Document page transcript entries

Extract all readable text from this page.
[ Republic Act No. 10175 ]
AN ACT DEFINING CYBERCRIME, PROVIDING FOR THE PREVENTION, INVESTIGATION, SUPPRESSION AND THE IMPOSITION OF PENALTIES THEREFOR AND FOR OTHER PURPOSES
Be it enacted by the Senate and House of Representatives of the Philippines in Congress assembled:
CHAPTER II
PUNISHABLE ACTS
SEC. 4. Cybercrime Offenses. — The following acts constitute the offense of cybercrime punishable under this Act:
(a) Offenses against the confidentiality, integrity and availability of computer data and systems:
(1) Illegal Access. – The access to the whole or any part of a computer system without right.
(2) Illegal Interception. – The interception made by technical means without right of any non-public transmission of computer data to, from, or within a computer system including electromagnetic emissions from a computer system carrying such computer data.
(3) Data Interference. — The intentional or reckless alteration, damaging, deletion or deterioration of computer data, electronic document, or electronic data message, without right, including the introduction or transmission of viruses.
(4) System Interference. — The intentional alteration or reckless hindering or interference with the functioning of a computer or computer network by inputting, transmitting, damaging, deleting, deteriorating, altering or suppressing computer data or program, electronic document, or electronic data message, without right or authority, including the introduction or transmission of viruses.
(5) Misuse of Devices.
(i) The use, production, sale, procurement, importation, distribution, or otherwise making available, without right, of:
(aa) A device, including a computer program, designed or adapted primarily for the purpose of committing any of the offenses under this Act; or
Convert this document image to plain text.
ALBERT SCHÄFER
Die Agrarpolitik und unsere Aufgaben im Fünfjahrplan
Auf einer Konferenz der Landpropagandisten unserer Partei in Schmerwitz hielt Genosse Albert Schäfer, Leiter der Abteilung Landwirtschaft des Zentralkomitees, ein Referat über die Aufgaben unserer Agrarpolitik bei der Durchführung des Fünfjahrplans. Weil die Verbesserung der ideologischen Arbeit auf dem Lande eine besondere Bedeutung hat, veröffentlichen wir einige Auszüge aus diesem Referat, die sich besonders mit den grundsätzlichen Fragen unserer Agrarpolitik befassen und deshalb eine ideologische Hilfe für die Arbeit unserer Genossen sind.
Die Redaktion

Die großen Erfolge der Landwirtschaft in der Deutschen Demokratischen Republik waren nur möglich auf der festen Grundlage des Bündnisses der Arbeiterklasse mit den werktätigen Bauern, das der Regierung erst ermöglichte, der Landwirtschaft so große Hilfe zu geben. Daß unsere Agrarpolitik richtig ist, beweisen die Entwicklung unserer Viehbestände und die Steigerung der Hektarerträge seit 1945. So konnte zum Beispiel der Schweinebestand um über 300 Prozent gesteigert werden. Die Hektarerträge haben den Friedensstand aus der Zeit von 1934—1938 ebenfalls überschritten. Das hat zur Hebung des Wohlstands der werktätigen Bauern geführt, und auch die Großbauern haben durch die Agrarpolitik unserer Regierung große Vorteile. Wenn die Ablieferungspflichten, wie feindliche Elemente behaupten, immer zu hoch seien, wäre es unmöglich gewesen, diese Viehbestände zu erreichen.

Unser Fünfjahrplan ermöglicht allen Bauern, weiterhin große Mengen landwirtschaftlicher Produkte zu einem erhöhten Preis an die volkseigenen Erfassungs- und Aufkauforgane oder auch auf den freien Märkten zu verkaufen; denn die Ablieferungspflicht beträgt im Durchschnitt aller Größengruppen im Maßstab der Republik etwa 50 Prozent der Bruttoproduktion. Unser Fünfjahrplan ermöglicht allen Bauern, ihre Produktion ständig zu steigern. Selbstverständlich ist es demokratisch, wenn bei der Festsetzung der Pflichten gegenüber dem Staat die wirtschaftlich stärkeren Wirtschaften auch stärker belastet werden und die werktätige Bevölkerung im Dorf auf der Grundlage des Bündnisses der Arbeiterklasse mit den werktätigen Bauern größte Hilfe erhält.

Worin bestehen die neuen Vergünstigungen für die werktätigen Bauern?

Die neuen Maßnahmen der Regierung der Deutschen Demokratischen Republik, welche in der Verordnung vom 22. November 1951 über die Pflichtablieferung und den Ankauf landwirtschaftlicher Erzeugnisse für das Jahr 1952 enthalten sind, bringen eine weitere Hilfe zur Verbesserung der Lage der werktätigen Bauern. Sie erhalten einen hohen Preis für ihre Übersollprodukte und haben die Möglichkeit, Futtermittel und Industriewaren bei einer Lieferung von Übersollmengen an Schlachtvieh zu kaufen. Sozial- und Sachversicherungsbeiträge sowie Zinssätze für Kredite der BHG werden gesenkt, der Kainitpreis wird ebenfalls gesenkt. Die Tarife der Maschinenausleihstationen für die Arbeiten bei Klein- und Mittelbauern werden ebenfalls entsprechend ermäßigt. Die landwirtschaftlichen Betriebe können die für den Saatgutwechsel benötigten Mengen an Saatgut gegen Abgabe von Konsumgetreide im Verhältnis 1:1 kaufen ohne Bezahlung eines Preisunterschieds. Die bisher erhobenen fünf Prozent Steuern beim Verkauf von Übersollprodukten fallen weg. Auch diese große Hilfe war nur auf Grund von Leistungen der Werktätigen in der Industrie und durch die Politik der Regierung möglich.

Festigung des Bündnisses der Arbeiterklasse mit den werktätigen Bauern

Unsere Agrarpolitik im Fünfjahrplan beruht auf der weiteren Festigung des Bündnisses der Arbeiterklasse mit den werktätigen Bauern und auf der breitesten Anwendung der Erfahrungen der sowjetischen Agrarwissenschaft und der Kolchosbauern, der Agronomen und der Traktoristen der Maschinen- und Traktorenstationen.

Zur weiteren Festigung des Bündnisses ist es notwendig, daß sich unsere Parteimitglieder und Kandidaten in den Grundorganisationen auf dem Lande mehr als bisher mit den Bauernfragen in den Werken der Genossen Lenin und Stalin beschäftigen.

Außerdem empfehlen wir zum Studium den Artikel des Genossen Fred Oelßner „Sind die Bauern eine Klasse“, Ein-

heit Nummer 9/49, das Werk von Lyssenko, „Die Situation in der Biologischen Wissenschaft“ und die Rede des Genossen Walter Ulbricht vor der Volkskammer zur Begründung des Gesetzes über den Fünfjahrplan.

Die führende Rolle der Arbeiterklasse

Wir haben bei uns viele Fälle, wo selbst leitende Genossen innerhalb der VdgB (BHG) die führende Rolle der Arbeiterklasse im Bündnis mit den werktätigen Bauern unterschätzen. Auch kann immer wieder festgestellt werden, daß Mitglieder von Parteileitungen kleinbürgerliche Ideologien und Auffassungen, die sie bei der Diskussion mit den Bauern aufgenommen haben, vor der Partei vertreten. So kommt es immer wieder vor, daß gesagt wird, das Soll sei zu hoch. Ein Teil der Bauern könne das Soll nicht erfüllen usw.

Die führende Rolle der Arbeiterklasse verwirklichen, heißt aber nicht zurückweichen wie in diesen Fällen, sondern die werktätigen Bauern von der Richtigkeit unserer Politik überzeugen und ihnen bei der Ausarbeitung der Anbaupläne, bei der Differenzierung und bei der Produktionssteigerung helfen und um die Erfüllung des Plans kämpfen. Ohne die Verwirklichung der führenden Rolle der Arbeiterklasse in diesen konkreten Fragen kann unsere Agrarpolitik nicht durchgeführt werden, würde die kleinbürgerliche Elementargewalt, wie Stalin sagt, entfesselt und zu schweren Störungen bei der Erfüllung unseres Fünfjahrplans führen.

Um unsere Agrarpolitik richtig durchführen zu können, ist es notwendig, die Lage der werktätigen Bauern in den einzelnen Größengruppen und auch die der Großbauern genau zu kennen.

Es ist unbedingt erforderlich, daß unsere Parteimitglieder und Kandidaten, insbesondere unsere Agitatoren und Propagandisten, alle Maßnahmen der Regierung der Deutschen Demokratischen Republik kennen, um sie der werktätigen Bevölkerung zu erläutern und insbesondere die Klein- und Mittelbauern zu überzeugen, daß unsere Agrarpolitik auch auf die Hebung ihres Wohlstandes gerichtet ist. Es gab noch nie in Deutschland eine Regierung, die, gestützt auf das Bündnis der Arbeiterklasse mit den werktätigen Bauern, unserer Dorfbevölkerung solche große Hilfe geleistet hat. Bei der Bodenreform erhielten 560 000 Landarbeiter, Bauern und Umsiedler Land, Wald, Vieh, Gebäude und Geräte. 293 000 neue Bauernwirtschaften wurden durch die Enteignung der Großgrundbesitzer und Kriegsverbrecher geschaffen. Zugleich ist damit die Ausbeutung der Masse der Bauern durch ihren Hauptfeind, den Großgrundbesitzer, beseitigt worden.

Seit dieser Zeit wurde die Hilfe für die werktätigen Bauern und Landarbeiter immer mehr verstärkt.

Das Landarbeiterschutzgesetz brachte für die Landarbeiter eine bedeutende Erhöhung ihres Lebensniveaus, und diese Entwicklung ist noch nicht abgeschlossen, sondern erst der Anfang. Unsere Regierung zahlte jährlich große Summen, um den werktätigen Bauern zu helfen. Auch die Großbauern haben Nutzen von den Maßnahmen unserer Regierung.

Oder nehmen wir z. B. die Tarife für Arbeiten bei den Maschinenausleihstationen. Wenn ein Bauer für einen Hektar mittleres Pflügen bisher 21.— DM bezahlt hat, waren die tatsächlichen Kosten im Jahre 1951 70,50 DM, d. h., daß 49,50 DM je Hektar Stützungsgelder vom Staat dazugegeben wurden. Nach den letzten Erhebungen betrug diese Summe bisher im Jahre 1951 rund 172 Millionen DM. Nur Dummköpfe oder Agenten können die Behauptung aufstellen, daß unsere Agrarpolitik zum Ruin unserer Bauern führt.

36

-- What you need to do --
In the data above, find each line that uses the string "weiteren". Copy it.

-- Response box --
Unsere Agrarpolitik im Fünfjahrplan beruht auf der weiteren Festigung des Bündnisses der Arbeiterklasse mit den werktätigen Bauern und auf der breitesten Anwendung der Erfahrungen der sowjetischen Agrarwissenschaft und der Kolchosbauern, der Agronomen und der Traktoristen der Maschinen- und Traktorenstationen.
Zur weiteren Festigung des Bündnisses ist es notwendig, daß sich unsere Parteimitglieder und Kandidaten in den Grundorganisationen auf dem Lande mehr als bisher mit den Bauernfragen in den Werken der Genossen Lenin und Stalin beschäftigen.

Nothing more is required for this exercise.